THE TASK
Look for the string "title" in the lines and copy each line that has it.

-------- DATA EXTRACT

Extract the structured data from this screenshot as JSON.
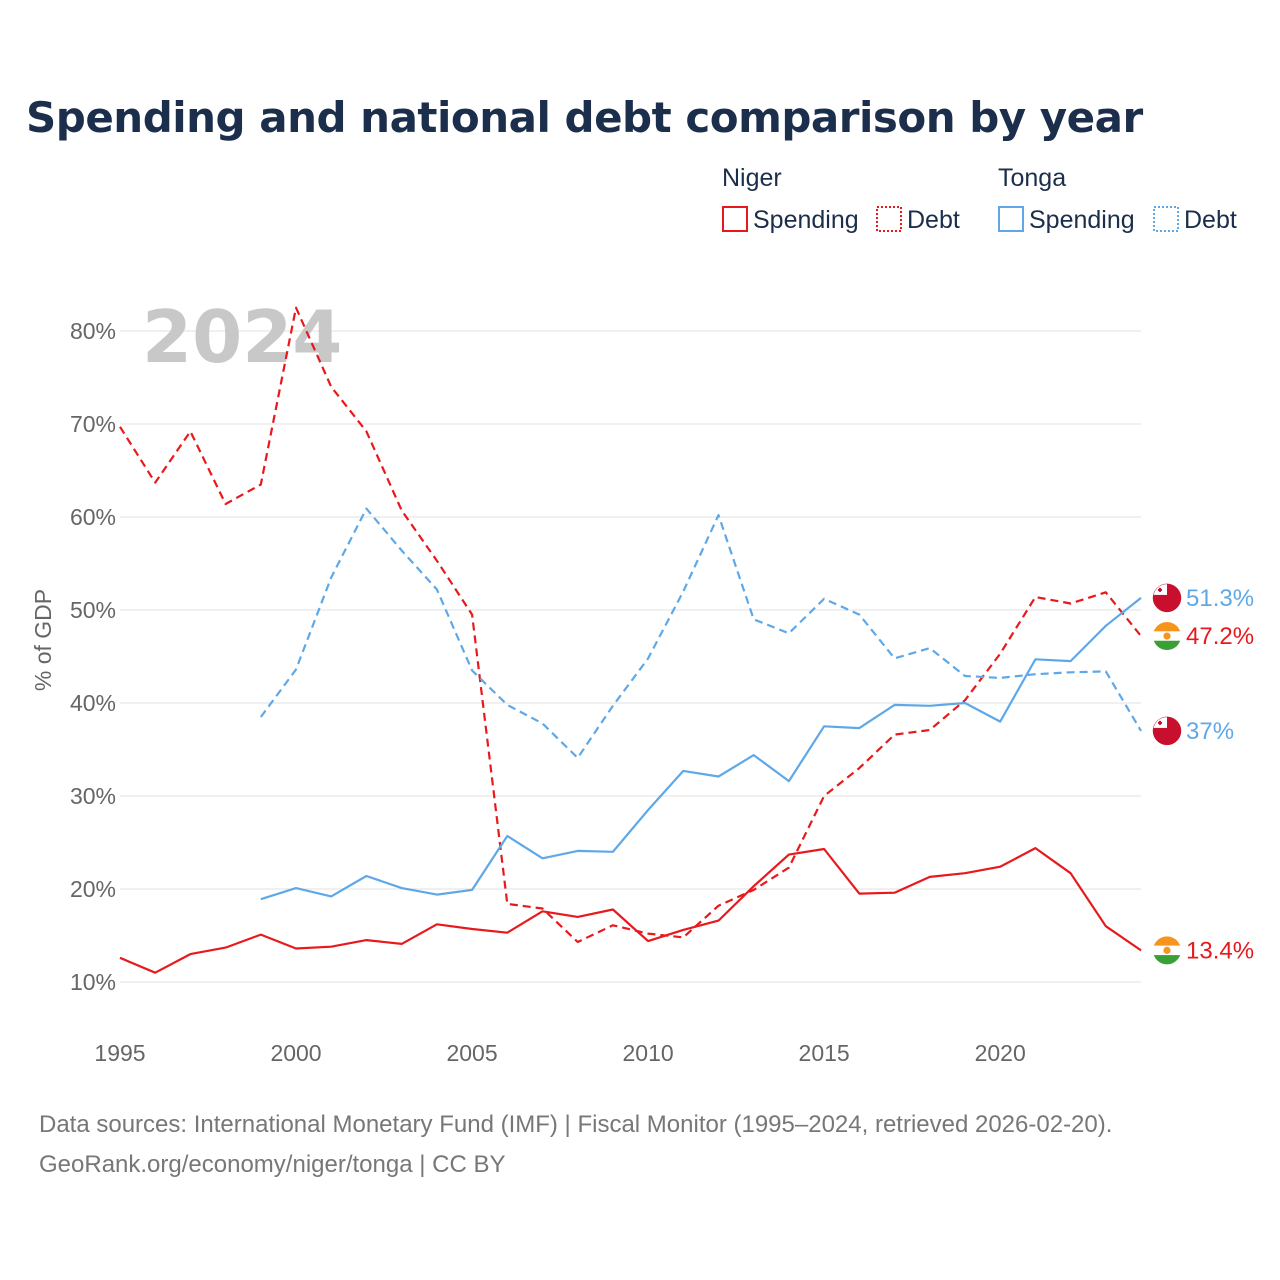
{
  "title": "Spending and national debt comparison by year",
  "big_year": "2024",
  "legend": {
    "niger": {
      "label": "Niger",
      "spending": "Spending",
      "debt": "Debt"
    },
    "tonga": {
      "label": "Tonga",
      "spending": "Spending",
      "debt": "Debt"
    }
  },
  "colors": {
    "niger": "#e8191c",
    "tonga": "#5fa8e8",
    "tonga_flag": "#c8102e",
    "niger_orange": "#f7941d",
    "niger_green": "#3aa035"
  },
  "source": {
    "line1": "Data sources: International Monetary Fund (IMF) | Fiscal Monitor (1995–2024, retrieved 2026-02-20).",
    "line2": "GeoRank.org/economy/niger/tonga | CC BY"
  },
  "chart_data": {
    "type": "line",
    "title": "Spending and national debt comparison by year",
    "xlabel": "",
    "ylabel": "% of GDP",
    "xlim": [
      1995,
      2024
    ],
    "ylim": [
      10,
      80
    ],
    "x_ticks": [
      "1995",
      "2000",
      "2005",
      "2010",
      "2015",
      "2020"
    ],
    "y_ticks": [
      "10%",
      "20%",
      "30%",
      "40%",
      "50%",
      "60%",
      "70%",
      "80%"
    ],
    "series": [
      {
        "name": "Niger Debt",
        "country": "niger",
        "style": "dashed",
        "x": [
          1995,
          1996,
          1997,
          1998,
          1999,
          2000,
          2001,
          2002,
          2003,
          2004,
          2005,
          2006,
          2007,
          2008,
          2009,
          2010,
          2011,
          2012,
          2013,
          2014,
          2015,
          2016,
          2017,
          2018,
          2019,
          2020,
          2021,
          2022,
          2023,
          2024
        ],
        "values": [
          69.7,
          63.7,
          69.2,
          61.4,
          63.5,
          82.5,
          74.0,
          69.2,
          60.7,
          55.3,
          49.5,
          18.4,
          17.9,
          14.3,
          16.1,
          15.2,
          14.8,
          18.2,
          19.9,
          22.3,
          30.0,
          33.0,
          36.6,
          37.1,
          40.3,
          45.3,
          51.4,
          50.7,
          51.9,
          47.2
        ],
        "end_label": "47.2%"
      },
      {
        "name": "Niger Spending",
        "country": "niger",
        "style": "solid",
        "x": [
          1995,
          1996,
          1997,
          1998,
          1999,
          2000,
          2001,
          2002,
          2003,
          2004,
          2005,
          2006,
          2007,
          2008,
          2009,
          2010,
          2011,
          2012,
          2013,
          2014,
          2015,
          2016,
          2017,
          2018,
          2019,
          2020,
          2021,
          2022,
          2023,
          2024
        ],
        "values": [
          12.6,
          11.0,
          13.0,
          13.7,
          15.1,
          13.6,
          13.8,
          14.5,
          14.1,
          16.2,
          15.7,
          15.3,
          17.6,
          17.0,
          17.8,
          14.4,
          15.6,
          16.6,
          20.3,
          23.7,
          24.3,
          19.5,
          19.6,
          21.3,
          21.7,
          22.4,
          24.4,
          21.7,
          16.0,
          13.4
        ],
        "end_label": "13.4%"
      },
      {
        "name": "Tonga Debt",
        "country": "tonga",
        "style": "dashed",
        "x": [
          1999,
          2000,
          2001,
          2002,
          2003,
          2004,
          2005,
          2006,
          2007,
          2008,
          2009,
          2010,
          2011,
          2012,
          2013,
          2014,
          2015,
          2016,
          2017,
          2018,
          2019,
          2020,
          2021,
          2022,
          2023,
          2024
        ],
        "values": [
          38.5,
          43.6,
          53.5,
          60.9,
          56.4,
          52.2,
          43.5,
          39.8,
          37.8,
          34.1,
          39.7,
          44.8,
          52.0,
          60.2,
          49.0,
          47.5,
          51.2,
          49.5,
          44.8,
          45.9,
          42.9,
          42.7,
          43.1,
          43.3,
          43.4,
          37.0
        ],
        "end_label": "37%"
      },
      {
        "name": "Tonga Spending",
        "country": "tonga",
        "style": "solid",
        "x": [
          1999,
          2000,
          2001,
          2002,
          2003,
          2004,
          2005,
          2006,
          2007,
          2008,
          2009,
          2010,
          2011,
          2012,
          2013,
          2014,
          2015,
          2016,
          2017,
          2018,
          2019,
          2020,
          2021,
          2022,
          2023,
          2024
        ],
        "values": [
          18.9,
          20.1,
          19.2,
          21.4,
          20.1,
          19.4,
          19.9,
          25.7,
          23.3,
          24.1,
          24.0,
          28.5,
          32.7,
          32.1,
          34.4,
          31.6,
          37.5,
          37.3,
          39.8,
          39.7,
          40.0,
          38.0,
          44.7,
          44.5,
          48.3,
          51.3
        ],
        "end_label": "51.3%"
      }
    ]
  }
}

----------------

WRITTEN SOLUTION
  "title": "Spending and national debt comparison by year",
    "title": "Spending and national debt comparison by year",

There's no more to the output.